▶ [Set task] Output the listing below as a Markdown table with two columns, "No." and "Entry." Give each nonblank line its own numbered row, and leave out the pictures.

▶ [Provided data]
══════

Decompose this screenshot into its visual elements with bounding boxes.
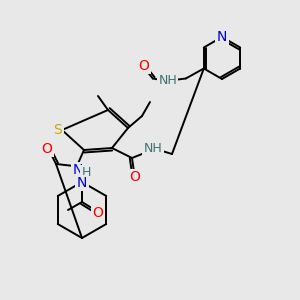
Text: O: O [42, 142, 52, 156]
Text: S: S [54, 123, 62, 137]
Text: N: N [217, 30, 227, 44]
Text: O: O [93, 206, 104, 220]
Text: N: N [77, 176, 87, 190]
Text: H: H [81, 167, 91, 179]
Text: O: O [138, 58, 149, 73]
Text: NH: NH [158, 74, 177, 87]
Text: NH: NH [144, 142, 162, 154]
Text: O: O [130, 170, 140, 184]
Text: N: N [73, 163, 83, 177]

══════

▶ [Solution]
| No. | Entry |
|---|---|
| 1 | Decompose this screenshot into its visual elements with bounding boxes. |
| 2 | Text: O: O [42, 142, 52, 156] |
| 3 | Text: S: S [54, 123, 62, 137] |
| 4 | Text: N: N [217, 30, 227, 44] |
| 5 | Text: O: O [93, 206, 104, 220] |
| 6 | Text: N: N [77, 176, 87, 190] |
| 7 | Text: H: H [81, 167, 91, 179] |
| 8 | Text: O: O [138, 58, 149, 73] |
| 9 | Text: NH: NH [158, 74, 177, 87] |
| 10 | Text: NH: NH [144, 142, 162, 154] |
| 11 | Text: O: O [130, 170, 140, 184] |
| 12 | Text: N: N [73, 163, 83, 177] |